[A run of records]
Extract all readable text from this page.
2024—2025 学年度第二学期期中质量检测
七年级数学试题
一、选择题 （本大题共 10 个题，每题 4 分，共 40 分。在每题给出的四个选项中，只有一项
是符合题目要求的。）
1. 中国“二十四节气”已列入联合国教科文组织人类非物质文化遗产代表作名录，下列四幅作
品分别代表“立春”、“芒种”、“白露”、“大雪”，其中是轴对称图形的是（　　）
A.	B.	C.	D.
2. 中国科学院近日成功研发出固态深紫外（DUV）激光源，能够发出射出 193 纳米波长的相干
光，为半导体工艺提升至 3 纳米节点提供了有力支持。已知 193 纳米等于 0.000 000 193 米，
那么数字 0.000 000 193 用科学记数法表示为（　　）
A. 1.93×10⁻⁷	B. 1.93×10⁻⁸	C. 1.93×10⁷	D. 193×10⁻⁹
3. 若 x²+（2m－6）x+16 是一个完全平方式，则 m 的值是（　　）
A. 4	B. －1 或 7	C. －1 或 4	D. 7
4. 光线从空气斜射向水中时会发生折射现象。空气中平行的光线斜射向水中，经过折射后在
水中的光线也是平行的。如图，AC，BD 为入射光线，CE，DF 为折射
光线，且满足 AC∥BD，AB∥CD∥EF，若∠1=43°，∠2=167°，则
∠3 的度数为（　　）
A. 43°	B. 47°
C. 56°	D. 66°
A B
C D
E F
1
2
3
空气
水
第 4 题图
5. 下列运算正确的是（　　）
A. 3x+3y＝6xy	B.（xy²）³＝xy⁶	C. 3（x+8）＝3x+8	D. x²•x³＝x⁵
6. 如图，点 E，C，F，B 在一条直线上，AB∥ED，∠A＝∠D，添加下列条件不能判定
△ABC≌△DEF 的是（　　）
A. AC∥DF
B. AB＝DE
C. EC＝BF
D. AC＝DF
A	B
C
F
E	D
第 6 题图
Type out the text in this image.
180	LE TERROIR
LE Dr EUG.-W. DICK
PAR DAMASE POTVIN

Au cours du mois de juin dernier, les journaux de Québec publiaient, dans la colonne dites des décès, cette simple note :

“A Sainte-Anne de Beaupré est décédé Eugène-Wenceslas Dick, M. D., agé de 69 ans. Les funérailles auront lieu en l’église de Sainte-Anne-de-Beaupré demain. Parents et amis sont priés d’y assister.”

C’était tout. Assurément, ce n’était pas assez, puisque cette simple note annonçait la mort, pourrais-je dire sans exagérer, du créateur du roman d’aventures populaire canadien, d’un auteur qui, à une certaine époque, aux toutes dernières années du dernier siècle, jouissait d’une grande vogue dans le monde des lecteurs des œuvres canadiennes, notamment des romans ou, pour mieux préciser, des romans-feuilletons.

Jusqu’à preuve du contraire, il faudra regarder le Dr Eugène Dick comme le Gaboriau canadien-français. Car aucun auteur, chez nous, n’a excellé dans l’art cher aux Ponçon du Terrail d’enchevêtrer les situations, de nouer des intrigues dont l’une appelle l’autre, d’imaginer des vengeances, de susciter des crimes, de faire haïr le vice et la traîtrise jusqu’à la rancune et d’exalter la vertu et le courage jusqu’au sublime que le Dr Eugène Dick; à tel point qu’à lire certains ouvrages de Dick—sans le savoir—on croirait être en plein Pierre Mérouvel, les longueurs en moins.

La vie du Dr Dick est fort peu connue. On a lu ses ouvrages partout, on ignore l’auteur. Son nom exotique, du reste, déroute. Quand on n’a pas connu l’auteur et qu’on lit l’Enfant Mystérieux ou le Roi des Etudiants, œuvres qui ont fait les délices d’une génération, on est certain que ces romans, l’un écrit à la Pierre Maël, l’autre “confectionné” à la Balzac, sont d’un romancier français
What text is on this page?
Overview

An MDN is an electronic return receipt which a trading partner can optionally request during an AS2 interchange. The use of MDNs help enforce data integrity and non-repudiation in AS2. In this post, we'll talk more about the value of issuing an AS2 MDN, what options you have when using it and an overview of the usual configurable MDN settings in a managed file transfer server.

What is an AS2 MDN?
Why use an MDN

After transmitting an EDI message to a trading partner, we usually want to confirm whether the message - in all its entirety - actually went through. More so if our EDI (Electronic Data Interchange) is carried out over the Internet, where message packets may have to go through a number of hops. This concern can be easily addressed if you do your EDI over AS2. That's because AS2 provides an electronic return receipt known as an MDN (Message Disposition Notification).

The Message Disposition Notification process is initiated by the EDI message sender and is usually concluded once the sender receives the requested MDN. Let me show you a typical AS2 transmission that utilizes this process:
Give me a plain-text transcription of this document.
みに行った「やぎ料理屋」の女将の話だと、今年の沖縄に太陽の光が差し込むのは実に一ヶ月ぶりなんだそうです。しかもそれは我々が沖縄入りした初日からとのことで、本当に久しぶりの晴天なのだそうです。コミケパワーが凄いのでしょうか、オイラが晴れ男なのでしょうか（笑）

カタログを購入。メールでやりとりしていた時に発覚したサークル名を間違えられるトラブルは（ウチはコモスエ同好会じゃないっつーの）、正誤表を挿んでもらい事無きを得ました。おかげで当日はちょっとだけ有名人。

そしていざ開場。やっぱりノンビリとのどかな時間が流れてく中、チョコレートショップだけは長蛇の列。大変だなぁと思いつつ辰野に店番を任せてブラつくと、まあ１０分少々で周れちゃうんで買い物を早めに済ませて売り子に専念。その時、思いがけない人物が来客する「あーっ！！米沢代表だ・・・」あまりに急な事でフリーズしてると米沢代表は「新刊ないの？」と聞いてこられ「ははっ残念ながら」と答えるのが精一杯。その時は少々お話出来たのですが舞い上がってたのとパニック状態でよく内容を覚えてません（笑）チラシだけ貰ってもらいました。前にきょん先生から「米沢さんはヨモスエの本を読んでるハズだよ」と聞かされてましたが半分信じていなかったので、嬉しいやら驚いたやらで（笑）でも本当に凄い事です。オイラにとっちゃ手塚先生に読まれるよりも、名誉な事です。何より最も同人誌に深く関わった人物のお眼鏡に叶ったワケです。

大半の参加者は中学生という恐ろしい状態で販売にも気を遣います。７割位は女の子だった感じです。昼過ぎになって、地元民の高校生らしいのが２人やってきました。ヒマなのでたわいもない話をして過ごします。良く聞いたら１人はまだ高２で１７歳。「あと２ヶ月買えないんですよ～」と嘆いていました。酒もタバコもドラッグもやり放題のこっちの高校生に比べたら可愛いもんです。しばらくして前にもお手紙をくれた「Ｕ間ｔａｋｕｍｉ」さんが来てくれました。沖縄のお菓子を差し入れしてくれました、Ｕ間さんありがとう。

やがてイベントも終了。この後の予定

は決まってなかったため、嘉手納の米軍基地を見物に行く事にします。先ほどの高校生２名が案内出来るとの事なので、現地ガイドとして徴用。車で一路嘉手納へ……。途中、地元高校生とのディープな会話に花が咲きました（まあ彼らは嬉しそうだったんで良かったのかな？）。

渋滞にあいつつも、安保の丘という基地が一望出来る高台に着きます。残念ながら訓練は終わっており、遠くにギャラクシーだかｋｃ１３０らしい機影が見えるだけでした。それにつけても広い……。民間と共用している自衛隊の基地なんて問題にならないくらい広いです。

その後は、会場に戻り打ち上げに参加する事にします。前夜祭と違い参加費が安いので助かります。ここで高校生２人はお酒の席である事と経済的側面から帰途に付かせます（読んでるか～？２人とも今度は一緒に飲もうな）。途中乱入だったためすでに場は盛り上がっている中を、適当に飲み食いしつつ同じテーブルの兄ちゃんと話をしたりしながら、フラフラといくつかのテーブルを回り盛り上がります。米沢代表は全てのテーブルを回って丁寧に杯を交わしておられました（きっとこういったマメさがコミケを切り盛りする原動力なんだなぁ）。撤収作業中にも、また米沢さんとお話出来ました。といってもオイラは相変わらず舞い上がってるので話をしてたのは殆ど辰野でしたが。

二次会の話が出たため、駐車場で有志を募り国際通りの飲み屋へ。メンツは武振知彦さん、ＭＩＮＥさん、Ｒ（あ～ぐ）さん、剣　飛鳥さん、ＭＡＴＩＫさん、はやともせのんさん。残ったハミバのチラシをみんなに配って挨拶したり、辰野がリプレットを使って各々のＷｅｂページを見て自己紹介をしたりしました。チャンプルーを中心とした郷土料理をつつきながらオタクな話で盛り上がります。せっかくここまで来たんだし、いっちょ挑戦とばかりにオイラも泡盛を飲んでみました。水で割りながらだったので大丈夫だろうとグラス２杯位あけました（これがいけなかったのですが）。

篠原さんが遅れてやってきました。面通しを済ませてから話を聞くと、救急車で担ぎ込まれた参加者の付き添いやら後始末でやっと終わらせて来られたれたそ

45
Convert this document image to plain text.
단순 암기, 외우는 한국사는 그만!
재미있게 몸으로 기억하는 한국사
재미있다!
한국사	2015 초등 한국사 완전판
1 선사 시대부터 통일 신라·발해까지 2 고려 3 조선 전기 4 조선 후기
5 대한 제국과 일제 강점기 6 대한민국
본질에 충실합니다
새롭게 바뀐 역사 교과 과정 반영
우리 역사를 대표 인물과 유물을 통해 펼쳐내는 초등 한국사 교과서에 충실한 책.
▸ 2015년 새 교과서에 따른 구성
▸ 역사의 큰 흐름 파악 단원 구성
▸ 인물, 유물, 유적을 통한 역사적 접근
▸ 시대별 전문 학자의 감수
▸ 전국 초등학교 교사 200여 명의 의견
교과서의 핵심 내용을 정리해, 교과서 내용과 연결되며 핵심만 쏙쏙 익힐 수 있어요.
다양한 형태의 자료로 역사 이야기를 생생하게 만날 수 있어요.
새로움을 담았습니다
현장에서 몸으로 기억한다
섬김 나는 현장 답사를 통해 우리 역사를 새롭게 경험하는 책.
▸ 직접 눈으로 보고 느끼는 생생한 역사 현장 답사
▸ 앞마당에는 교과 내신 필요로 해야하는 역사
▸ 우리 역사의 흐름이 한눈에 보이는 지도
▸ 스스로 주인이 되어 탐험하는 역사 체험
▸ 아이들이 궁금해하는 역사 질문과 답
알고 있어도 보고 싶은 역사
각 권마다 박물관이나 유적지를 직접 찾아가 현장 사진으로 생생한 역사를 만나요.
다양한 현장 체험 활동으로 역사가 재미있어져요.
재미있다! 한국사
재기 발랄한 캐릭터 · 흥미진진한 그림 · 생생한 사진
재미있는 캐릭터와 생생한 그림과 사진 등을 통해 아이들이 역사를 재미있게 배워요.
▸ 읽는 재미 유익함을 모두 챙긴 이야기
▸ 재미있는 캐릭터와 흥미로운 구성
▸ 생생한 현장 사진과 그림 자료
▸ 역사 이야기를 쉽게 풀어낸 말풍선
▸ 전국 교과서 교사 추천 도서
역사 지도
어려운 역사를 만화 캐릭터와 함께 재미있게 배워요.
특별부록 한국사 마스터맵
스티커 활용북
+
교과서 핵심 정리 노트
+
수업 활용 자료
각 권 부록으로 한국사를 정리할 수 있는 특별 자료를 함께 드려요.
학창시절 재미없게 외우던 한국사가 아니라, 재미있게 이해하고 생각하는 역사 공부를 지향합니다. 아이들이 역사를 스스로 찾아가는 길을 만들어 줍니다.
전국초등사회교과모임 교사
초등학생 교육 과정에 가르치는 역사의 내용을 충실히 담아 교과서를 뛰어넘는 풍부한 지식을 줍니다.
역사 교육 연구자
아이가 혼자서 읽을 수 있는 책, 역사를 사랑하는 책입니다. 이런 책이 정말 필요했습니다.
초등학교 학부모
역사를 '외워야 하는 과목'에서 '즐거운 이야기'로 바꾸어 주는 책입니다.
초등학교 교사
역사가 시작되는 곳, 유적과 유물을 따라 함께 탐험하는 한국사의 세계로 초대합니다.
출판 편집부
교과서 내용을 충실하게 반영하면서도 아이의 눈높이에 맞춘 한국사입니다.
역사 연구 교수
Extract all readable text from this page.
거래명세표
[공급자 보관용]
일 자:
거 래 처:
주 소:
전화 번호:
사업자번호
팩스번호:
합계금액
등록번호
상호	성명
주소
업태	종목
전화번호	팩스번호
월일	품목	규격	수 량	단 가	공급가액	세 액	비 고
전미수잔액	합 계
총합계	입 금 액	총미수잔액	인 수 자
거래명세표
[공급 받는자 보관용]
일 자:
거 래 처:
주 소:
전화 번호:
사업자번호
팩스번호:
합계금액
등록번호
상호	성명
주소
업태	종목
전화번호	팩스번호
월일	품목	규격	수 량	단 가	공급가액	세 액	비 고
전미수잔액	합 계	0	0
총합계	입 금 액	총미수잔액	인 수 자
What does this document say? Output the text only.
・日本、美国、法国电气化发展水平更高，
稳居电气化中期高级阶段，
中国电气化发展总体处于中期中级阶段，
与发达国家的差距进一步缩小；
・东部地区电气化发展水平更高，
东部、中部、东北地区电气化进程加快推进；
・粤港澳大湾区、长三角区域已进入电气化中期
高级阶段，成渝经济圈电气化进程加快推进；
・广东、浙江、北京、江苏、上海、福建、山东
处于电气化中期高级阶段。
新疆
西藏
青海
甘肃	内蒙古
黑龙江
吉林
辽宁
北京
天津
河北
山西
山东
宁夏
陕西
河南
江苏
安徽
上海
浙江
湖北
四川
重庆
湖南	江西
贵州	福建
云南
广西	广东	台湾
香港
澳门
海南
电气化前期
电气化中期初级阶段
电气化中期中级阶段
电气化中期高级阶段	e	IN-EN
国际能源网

▸ EXERCISE INSTRUCTIONS
From the entries above, copy every line containing the word "sont".

▸ WORKED SOLUTION
“A Sainte-Anne de Beaupré est décédé Eugène-Wenceslas Dick, M. D., agé de 69 ans. Les funérailles auront lieu en l’église de Sainte-Anne-de-Beaupré demain. Parents et amis sont priés d’y assister.”
La vie du Dr Dick est fort peu connue. On a lu ses ouvrages partout, on ignore l’auteur. Son nom exotique, du reste, déroute. Quand on n’a pas connu l’auteur et qu’on lit l’Enfant Mystérieux ou le Roi des Etudiants, œuvres qui ont fait les délices d’une génération, on est certain que ces romans, l’un écrit à la Pierre Maël, l’autre “confectionné” à la Balzac, sont d’un romancier français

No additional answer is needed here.